What the task requires |
Find the string "with" in the records. Copy every line it appears in.

Rows |

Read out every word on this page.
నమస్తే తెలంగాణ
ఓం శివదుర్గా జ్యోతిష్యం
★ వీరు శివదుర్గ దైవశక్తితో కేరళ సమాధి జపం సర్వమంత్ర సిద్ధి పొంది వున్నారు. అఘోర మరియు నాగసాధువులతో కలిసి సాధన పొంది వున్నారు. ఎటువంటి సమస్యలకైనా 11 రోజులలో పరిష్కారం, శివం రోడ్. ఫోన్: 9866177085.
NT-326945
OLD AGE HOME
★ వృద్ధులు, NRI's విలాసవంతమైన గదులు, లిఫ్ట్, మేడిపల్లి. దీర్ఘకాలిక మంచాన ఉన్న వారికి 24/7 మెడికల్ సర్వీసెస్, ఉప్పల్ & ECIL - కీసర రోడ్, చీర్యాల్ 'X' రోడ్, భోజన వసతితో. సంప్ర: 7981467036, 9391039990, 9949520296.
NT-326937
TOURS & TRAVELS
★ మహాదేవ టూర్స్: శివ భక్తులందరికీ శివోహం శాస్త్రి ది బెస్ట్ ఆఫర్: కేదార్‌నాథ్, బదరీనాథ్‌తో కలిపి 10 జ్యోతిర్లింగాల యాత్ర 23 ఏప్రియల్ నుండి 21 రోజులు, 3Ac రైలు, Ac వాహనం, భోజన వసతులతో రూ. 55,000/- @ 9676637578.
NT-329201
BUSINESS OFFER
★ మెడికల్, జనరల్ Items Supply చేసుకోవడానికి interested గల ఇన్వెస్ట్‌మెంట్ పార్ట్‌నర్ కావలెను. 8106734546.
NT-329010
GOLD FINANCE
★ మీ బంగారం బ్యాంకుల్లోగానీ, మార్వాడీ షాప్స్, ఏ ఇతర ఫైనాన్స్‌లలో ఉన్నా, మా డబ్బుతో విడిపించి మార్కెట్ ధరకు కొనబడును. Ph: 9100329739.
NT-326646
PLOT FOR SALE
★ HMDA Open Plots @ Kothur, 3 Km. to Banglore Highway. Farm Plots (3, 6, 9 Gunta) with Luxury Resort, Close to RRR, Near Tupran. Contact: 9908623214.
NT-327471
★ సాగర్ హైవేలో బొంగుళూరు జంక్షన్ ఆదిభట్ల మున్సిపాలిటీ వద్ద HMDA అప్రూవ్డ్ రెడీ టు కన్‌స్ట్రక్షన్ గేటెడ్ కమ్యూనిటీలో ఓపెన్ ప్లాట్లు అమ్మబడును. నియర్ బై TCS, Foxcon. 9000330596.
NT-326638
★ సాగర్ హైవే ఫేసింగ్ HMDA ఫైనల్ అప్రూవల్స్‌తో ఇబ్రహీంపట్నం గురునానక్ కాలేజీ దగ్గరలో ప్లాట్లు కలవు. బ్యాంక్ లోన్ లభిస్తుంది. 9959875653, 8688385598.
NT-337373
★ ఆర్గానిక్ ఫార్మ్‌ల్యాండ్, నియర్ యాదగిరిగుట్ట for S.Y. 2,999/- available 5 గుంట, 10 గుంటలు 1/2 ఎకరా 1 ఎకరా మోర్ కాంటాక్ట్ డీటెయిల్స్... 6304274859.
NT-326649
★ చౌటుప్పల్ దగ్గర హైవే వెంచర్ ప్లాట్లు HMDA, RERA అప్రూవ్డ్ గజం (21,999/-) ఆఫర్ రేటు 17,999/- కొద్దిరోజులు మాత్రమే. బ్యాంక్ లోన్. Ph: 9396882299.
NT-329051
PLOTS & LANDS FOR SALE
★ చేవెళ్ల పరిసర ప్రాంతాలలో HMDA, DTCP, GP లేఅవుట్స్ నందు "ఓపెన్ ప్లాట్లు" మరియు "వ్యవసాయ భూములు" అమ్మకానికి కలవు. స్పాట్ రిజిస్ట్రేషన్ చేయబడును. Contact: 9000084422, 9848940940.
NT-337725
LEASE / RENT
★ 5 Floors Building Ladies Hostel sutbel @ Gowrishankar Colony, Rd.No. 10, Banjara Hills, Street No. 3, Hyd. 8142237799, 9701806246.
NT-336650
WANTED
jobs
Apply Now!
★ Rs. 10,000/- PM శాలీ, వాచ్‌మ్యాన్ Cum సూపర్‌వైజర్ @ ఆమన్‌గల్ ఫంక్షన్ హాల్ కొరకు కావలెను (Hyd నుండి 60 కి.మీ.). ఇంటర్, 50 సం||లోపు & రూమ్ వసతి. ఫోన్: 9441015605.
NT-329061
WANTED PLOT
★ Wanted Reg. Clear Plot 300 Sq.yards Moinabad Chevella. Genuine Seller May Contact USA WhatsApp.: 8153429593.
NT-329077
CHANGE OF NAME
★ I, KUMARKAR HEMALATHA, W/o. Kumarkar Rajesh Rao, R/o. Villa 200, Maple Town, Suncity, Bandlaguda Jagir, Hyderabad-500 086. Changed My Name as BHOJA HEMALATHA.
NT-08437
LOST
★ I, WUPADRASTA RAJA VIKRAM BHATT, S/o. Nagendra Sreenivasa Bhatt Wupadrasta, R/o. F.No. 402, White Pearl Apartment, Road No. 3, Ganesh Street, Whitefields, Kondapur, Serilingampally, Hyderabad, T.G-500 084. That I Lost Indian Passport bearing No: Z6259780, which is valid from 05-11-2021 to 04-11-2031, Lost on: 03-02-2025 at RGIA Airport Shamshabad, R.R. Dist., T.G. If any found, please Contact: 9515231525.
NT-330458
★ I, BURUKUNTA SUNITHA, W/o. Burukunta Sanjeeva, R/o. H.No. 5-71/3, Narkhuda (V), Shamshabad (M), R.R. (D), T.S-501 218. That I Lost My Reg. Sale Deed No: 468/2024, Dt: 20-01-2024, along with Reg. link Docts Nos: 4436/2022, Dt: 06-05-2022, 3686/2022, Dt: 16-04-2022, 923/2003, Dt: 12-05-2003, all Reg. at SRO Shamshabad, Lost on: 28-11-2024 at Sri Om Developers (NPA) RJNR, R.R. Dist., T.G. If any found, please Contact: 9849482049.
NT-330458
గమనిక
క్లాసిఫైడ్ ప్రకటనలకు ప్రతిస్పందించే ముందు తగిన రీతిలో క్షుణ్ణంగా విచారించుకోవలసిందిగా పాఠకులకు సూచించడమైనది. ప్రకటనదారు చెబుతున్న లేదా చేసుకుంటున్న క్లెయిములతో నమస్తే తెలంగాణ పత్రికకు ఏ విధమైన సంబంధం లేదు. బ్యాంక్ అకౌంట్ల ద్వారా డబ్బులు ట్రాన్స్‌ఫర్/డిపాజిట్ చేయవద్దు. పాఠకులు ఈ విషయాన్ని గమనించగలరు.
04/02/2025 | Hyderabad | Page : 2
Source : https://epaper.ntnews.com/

Correct answer |
★ HMDA Open Plots @ Kothur, 3 Km. to Banglore Highway. Farm Plots (3, 6, 9 Gunta) with Luxury Resort, Close to RRR, Near Tupran. Contact: 9908623214.
★ I, BURUKUNTA SUNITHA, W/o. Burukunta Sanjeeva, R/o. H.No. 5-71/3, Narkhuda (V), Shamshabad (M), R.R. (D), T.S-501 218. That I Lost My Reg. Sale Deed No: 468/2024, Dt: 20-01-2024, along with Reg. link Docts Nos: 4436/2022, Dt: 06-05-2022, 3686/2022, Dt: 16-04-2022, 923/2003, Dt: 12-05-2003, all Reg. at SRO Shamshabad, Lost on: 28-11-2024 at Sri Om Developers (NPA) RJNR, R.R. Dist., T.G. If any found, please Contact: 9849482049.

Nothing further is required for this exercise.